| Exercise details |
In the data below, find every line with the string "page" and pull it out.
— Begin Dataset extract —
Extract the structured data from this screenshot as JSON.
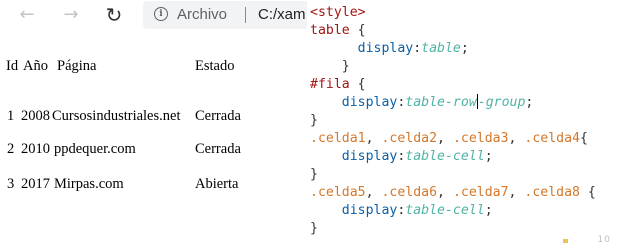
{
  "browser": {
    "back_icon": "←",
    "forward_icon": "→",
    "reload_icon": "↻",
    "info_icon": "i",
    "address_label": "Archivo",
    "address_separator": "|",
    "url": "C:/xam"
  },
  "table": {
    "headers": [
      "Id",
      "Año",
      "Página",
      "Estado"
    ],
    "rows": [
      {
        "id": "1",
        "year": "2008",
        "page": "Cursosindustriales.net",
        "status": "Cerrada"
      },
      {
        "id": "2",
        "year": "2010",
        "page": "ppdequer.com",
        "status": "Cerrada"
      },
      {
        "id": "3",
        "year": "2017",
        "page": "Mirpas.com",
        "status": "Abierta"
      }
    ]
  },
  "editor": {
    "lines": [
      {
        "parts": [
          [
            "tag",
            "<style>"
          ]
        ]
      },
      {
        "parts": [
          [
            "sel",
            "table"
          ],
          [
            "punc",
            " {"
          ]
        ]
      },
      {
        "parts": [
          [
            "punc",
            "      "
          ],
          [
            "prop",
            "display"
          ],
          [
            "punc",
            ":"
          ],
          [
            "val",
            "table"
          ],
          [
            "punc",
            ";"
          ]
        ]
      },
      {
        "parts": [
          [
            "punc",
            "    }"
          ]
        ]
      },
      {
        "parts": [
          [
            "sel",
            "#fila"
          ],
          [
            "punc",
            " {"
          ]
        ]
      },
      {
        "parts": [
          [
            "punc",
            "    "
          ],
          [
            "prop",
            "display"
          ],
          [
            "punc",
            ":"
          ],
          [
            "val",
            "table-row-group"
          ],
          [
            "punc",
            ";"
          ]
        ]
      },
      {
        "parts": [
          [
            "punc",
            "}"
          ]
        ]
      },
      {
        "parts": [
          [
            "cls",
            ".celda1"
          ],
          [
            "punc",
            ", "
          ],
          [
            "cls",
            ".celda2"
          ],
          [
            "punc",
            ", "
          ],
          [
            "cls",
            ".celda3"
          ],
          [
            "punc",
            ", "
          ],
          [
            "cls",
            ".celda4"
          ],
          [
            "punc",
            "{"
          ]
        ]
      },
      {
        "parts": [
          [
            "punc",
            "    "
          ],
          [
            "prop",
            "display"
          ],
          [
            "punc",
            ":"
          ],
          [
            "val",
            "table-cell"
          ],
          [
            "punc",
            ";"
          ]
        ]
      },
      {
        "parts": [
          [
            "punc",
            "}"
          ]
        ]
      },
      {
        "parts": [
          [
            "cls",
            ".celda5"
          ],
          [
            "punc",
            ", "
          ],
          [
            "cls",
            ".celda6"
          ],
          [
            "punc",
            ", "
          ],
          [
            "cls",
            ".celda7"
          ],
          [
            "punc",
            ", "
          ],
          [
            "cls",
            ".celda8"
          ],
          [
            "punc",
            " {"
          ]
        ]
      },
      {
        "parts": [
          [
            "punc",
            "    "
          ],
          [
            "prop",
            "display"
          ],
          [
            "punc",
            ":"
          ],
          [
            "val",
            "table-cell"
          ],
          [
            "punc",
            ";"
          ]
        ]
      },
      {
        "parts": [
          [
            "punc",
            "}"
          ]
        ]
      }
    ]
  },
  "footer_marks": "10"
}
— End Dataset extract —
| Answer to this problem |
        "page": "Cursosindustriales.net",
        "page": "ppdequer.com",
        "page": "Mirpas.com",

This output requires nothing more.